■ What is expected ■
Put the lines of the entries into a JSON list of strings, one string per line, with blank lines left out. Begin at the line that contains "paragraph-line: mimo utraty" and stop after the line that contains "paragraph-line: Zdybel. Po".
::: Records for this exercise :::
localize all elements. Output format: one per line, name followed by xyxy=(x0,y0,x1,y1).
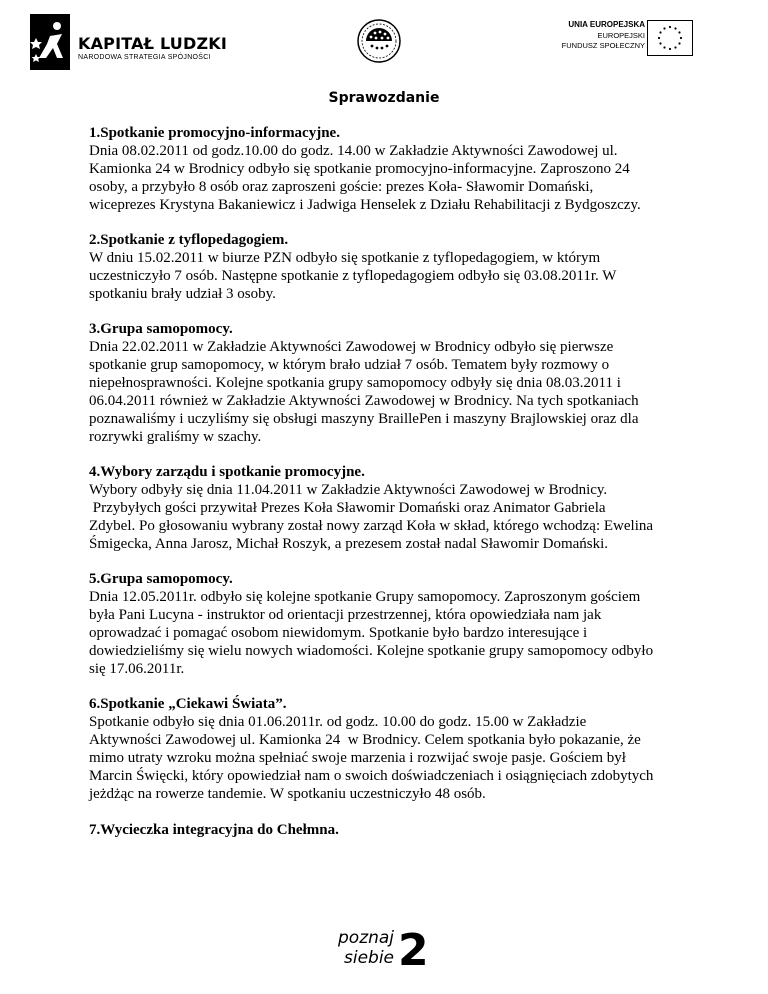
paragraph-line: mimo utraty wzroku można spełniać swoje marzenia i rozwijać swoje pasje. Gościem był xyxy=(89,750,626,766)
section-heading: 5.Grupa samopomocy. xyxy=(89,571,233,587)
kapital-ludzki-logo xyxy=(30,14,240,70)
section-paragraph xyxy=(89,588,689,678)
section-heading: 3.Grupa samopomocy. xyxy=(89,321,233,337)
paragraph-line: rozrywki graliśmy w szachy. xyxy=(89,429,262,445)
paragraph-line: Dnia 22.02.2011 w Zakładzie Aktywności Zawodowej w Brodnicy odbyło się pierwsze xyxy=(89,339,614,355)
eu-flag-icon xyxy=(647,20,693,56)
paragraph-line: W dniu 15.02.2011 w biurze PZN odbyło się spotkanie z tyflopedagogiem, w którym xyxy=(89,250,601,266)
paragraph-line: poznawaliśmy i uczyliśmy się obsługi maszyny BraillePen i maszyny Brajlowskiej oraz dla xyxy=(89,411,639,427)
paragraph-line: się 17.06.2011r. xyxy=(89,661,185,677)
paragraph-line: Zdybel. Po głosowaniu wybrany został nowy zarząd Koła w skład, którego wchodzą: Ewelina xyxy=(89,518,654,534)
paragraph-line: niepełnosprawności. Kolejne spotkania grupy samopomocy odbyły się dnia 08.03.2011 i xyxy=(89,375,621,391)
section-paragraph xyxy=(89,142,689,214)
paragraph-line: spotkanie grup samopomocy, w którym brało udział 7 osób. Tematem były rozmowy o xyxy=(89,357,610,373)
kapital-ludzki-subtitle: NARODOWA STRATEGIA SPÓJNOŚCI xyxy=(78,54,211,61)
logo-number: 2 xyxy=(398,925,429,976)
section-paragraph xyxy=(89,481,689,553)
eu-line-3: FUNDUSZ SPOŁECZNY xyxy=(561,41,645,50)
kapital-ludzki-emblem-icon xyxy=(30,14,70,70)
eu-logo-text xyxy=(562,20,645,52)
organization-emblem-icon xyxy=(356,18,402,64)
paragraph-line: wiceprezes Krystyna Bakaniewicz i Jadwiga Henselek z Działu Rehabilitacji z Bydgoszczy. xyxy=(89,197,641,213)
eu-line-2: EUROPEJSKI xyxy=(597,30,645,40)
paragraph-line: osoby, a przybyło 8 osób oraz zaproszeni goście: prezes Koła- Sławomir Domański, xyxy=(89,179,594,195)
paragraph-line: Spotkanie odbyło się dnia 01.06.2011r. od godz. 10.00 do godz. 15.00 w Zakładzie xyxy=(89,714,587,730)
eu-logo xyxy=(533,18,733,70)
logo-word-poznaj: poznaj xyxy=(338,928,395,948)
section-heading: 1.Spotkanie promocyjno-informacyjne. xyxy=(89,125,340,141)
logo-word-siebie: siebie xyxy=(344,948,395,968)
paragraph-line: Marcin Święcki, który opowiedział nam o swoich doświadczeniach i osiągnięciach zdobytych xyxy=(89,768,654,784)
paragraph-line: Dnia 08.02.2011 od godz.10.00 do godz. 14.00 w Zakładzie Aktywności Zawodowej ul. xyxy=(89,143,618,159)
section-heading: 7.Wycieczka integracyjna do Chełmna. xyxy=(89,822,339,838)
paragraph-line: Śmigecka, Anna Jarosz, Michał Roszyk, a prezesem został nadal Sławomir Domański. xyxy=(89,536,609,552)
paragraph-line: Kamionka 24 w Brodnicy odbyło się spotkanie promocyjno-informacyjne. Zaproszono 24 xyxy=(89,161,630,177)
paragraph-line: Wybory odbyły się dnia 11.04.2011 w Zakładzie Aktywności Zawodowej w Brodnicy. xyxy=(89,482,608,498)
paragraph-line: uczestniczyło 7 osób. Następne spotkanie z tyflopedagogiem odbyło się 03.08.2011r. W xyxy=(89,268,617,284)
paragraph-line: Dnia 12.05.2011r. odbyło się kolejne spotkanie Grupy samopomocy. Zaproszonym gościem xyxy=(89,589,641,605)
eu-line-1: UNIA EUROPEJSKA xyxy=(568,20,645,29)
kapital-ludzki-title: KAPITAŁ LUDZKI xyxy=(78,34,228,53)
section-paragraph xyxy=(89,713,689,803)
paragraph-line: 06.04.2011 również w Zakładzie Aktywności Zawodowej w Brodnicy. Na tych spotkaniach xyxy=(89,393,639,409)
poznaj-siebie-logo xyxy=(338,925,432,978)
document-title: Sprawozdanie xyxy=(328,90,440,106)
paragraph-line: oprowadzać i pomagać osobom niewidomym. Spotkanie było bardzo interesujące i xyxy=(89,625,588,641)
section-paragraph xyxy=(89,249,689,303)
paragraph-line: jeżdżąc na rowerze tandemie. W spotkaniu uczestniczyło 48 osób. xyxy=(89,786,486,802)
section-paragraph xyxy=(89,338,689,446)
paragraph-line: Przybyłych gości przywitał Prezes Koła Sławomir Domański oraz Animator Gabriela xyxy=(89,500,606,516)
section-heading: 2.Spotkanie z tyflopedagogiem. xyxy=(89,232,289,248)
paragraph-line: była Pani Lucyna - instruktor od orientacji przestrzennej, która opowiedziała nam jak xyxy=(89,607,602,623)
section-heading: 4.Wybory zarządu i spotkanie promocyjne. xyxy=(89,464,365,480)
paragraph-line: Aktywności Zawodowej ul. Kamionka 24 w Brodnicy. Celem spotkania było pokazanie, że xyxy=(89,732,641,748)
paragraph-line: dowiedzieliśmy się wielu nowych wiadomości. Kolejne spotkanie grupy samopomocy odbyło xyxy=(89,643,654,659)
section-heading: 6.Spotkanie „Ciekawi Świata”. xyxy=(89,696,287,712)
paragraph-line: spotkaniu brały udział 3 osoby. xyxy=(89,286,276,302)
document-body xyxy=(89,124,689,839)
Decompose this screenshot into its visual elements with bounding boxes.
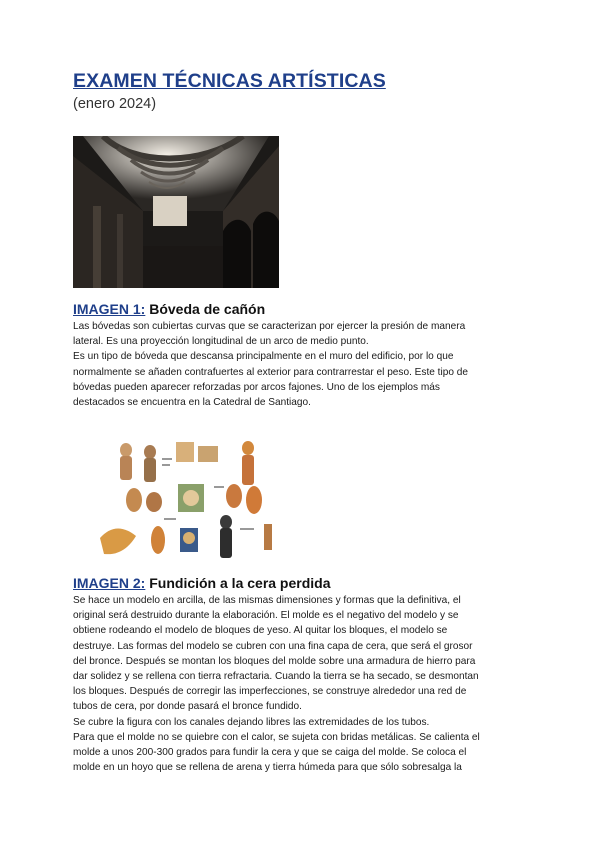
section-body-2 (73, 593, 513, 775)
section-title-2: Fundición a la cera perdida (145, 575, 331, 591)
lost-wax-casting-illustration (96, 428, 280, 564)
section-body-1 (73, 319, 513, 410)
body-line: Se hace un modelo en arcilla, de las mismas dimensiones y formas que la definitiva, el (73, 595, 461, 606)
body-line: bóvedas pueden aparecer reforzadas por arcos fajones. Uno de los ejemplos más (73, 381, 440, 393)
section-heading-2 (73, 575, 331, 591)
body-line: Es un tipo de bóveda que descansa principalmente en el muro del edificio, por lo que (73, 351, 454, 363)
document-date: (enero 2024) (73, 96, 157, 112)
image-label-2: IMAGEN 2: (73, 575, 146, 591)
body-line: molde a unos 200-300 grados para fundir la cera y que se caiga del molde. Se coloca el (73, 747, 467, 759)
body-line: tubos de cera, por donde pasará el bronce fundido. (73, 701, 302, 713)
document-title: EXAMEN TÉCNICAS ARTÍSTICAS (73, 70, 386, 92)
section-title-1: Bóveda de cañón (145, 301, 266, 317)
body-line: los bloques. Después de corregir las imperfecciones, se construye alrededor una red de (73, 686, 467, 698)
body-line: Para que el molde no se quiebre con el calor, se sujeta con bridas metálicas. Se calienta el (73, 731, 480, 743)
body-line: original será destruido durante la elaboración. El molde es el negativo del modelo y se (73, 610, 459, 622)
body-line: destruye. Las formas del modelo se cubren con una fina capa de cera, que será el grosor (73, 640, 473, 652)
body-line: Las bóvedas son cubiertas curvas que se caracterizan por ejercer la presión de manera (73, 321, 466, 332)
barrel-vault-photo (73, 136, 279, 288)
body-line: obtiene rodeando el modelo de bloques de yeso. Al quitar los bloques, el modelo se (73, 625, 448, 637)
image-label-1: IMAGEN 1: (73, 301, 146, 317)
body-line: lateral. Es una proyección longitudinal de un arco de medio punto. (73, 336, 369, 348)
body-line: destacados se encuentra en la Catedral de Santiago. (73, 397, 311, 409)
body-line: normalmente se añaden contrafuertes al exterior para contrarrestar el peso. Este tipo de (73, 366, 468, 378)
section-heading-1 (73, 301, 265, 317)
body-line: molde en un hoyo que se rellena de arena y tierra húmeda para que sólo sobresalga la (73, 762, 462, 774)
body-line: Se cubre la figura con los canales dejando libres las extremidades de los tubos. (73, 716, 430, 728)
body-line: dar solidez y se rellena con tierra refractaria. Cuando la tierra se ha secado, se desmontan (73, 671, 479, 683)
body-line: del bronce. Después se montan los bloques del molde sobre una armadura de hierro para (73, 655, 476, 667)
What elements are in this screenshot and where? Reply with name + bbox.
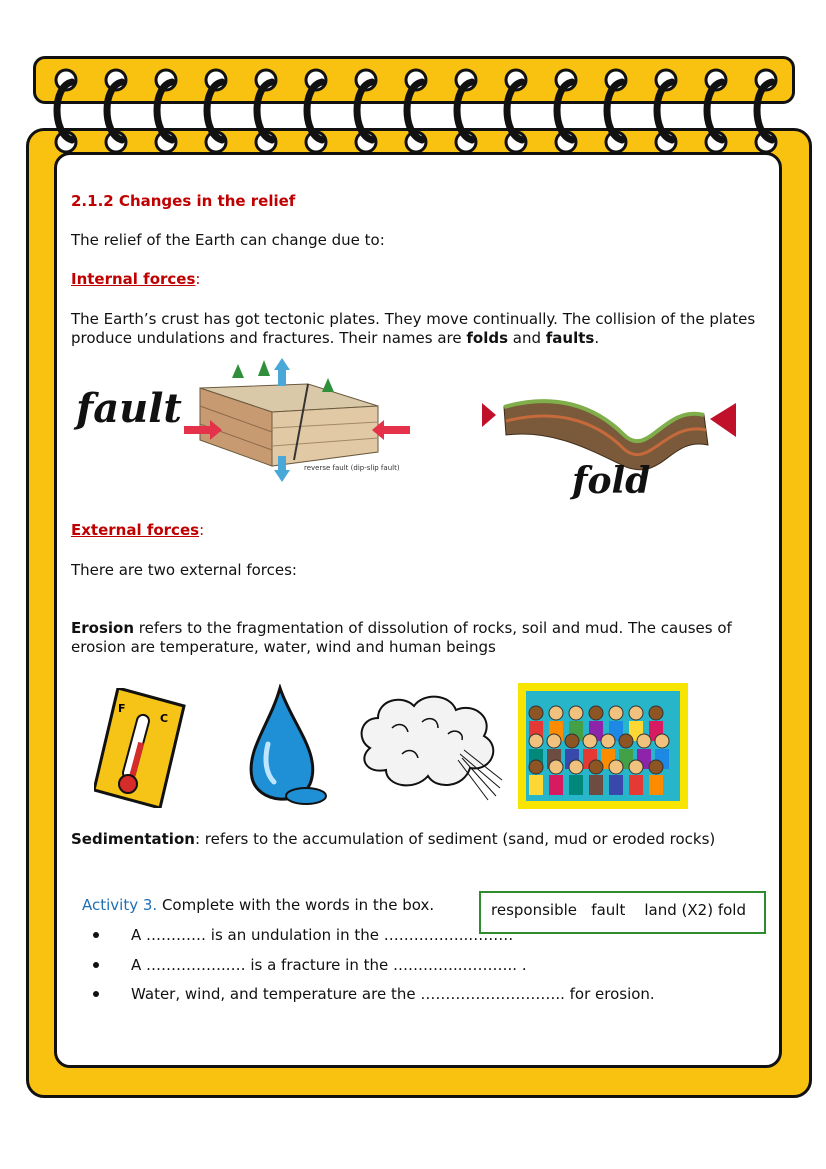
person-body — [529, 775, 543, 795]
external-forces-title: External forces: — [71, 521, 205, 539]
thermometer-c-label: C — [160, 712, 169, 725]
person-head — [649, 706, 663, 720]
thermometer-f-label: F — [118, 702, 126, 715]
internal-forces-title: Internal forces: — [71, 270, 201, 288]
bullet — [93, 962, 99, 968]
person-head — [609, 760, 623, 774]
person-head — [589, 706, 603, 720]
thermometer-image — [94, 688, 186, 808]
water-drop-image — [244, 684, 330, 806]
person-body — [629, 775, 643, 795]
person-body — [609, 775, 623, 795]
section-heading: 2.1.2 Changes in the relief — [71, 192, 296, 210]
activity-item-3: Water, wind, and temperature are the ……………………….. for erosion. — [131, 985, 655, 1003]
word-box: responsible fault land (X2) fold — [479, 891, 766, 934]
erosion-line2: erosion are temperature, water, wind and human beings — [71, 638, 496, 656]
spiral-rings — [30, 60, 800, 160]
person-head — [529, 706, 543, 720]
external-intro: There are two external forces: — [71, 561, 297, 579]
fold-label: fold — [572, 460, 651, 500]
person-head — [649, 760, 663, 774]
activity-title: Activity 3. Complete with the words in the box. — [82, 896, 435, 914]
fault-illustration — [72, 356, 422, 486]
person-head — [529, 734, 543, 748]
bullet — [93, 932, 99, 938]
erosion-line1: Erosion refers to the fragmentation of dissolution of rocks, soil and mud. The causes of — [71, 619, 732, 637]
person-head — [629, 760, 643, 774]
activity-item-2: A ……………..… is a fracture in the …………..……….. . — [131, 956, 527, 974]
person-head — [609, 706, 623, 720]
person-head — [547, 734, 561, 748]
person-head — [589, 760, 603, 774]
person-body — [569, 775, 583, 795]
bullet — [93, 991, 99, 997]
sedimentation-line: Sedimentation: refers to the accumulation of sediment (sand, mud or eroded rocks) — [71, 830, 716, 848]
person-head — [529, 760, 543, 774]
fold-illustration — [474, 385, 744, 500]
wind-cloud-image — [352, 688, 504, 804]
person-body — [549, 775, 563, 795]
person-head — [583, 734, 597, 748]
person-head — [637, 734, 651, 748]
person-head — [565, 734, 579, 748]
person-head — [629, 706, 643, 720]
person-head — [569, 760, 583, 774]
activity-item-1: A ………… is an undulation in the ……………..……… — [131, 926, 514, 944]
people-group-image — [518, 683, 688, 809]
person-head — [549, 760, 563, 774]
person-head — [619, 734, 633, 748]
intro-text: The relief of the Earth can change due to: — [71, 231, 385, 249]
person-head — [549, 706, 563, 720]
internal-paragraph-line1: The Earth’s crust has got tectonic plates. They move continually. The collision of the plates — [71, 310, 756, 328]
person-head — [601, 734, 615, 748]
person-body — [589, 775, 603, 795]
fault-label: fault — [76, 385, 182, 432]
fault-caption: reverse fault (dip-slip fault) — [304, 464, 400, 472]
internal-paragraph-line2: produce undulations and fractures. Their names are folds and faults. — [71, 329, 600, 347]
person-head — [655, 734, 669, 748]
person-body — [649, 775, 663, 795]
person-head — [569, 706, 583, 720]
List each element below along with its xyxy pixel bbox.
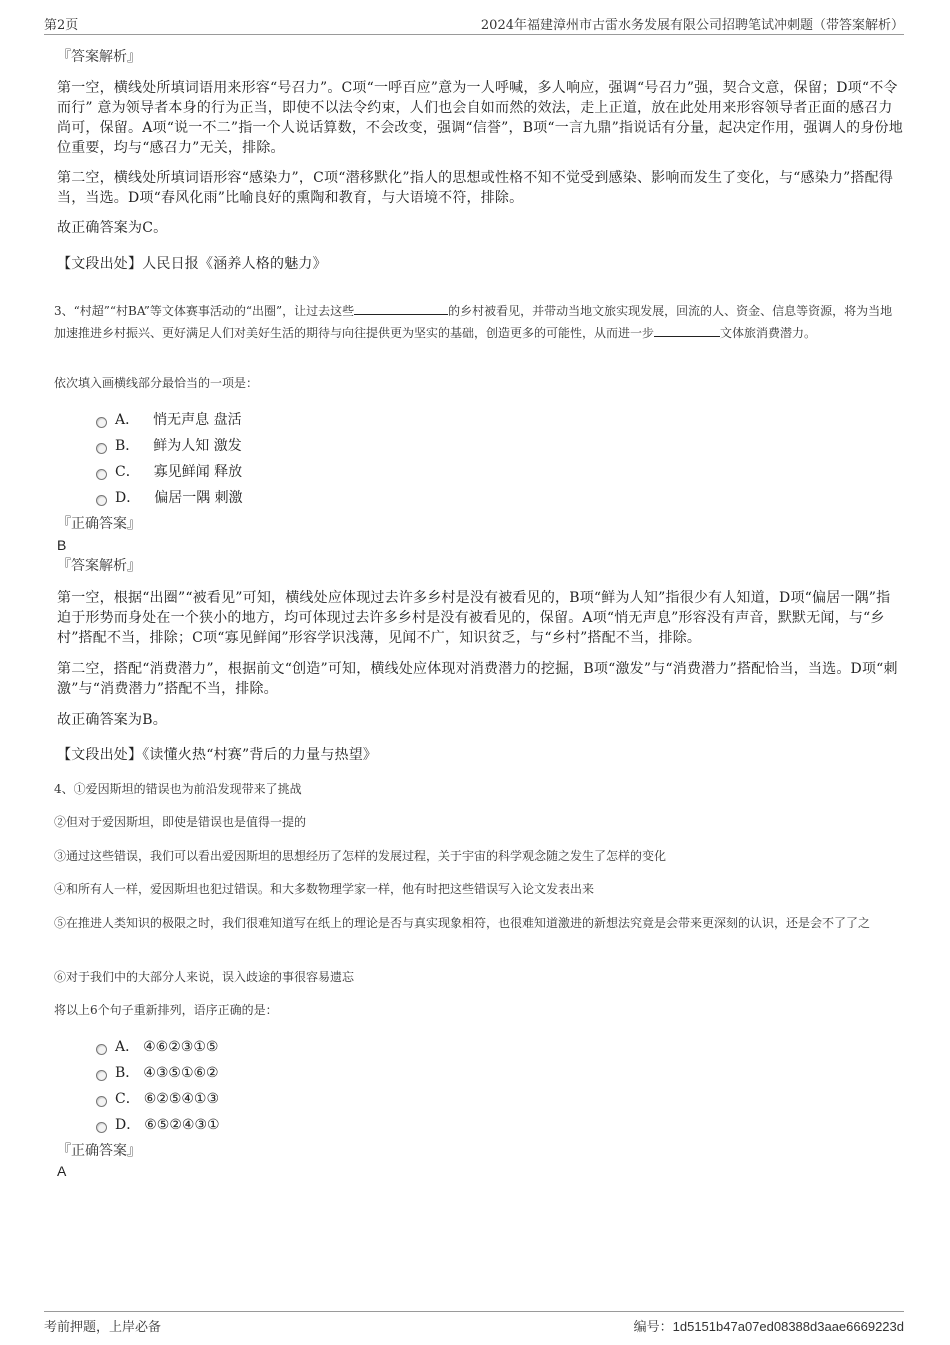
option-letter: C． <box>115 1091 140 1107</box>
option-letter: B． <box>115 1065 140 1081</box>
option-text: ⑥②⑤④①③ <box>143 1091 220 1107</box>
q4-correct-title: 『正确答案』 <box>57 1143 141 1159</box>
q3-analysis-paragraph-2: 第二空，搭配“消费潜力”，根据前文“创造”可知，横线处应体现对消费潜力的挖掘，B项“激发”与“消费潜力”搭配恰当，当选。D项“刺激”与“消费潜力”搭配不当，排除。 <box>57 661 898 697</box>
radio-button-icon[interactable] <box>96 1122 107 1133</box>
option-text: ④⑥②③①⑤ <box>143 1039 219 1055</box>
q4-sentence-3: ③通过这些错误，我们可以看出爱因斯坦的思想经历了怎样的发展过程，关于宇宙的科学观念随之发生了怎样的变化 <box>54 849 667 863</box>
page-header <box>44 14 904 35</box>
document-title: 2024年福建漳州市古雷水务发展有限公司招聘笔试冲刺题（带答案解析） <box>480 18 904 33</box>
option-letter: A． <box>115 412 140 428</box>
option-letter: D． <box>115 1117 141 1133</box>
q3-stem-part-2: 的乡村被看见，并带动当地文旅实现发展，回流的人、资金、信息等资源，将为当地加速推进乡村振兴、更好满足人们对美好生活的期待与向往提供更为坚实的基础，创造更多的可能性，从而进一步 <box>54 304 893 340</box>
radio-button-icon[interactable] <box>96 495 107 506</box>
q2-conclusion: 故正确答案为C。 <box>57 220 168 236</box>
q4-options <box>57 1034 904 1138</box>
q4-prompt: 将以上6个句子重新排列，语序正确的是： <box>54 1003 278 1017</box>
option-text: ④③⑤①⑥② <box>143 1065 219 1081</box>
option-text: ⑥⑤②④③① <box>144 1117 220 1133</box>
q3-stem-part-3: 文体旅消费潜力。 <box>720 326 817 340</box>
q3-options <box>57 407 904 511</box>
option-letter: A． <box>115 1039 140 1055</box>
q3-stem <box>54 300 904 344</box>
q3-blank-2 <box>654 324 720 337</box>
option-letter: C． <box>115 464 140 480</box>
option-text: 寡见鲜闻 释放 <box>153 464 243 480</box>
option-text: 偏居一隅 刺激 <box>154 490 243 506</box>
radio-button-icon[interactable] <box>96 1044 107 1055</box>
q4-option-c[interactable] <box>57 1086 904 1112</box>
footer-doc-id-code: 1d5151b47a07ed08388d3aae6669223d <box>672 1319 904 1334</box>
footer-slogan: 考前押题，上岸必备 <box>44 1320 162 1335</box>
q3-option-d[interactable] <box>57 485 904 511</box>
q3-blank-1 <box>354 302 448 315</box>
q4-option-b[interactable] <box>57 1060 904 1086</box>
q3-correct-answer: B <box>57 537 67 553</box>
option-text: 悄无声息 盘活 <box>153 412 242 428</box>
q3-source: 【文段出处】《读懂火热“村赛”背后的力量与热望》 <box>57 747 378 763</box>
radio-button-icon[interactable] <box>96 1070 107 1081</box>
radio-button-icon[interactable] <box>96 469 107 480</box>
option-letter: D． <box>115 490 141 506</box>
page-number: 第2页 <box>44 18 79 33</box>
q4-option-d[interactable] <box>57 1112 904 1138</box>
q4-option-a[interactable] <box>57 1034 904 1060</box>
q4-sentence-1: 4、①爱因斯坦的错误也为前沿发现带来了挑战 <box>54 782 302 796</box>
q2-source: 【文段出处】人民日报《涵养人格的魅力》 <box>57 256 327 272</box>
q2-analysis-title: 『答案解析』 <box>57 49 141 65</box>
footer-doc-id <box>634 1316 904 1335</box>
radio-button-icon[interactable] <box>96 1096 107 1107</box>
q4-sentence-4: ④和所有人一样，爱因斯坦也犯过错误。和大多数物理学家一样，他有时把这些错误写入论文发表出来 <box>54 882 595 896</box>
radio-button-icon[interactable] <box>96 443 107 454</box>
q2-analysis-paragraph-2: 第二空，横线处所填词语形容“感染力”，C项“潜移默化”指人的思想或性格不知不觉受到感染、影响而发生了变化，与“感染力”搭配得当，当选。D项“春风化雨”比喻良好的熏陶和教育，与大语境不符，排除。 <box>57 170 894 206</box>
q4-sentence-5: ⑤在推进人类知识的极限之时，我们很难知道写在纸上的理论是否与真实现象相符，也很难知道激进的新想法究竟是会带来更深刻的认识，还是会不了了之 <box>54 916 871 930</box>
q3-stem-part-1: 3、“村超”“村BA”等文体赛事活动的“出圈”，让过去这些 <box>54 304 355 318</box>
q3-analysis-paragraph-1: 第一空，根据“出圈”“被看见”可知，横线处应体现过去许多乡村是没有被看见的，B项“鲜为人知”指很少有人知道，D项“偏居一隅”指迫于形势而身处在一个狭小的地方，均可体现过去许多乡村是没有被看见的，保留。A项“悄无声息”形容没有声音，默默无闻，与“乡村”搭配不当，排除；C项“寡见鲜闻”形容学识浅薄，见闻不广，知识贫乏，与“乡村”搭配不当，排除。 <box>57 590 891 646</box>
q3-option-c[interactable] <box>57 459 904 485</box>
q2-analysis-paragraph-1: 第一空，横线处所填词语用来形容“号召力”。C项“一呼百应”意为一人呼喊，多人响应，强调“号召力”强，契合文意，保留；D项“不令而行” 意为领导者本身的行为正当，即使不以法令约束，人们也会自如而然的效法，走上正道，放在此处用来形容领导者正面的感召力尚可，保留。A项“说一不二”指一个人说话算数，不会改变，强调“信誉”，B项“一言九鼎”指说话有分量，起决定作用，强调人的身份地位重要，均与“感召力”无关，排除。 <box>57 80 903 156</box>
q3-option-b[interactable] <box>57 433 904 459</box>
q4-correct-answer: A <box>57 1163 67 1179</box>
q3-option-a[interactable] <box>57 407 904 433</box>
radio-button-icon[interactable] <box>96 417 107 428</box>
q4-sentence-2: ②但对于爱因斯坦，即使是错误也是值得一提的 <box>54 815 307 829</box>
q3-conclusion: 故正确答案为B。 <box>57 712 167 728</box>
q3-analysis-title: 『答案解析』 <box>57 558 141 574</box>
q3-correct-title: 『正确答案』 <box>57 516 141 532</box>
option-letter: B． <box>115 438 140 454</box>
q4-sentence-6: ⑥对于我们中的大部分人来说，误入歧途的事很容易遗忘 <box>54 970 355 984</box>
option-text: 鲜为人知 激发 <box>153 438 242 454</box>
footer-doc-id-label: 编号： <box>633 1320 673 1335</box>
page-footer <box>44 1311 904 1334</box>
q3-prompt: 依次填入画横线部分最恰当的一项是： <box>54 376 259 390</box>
:::
■ Task result ■
[
  "paragraph-line: mimo utraty wzroku można spełniać swoje marzenia i rozwijać swoje pasje. Gościem był xyxy=(89,750,626,766)",
  "section-heading: 5.Grupa samopomocy. xyxy=(89,571,233,587)",
  "kapital-ludzki-logo xyxy=(30,14,240,70)",
  "section-paragraph xyxy=(89,588,689,678)",
  "section-heading: 3.Grupa samopomocy. xyxy=(89,321,233,337)",
  "paragraph-line: rozrywki graliśmy w szachy. xyxy=(89,429,262,445)",
  "paragraph-line: Dnia 22.02.2011 w Zakładzie Aktywności Zawodowej w Brodnicy odbyło się pierwsze xyxy=(89,339,614,355)",
  "eu-flag-icon xyxy=(647,20,693,56)",
  "paragraph-line: W dniu 15.02.2011 w biurze PZN odbyło się spotkanie z tyflopedagogiem, w którym xyxy=(89,250,601,266)",
  "paragraph-line: poznawaliśmy i uczyliśmy się obsługi maszyny BraillePen i maszyny Brajlowskiej oraz dla xyxy=(89,411,639,427)",
  "paragraph-line: się 17.06.2011r. xyxy=(89,661,185,677)",
  "paragraph-line: Zdybel. Po głosowaniu wybrany został nowy zarząd Koła w skład, którego wchodzą: Ewelina xyxy=(89,518,654,534)"
]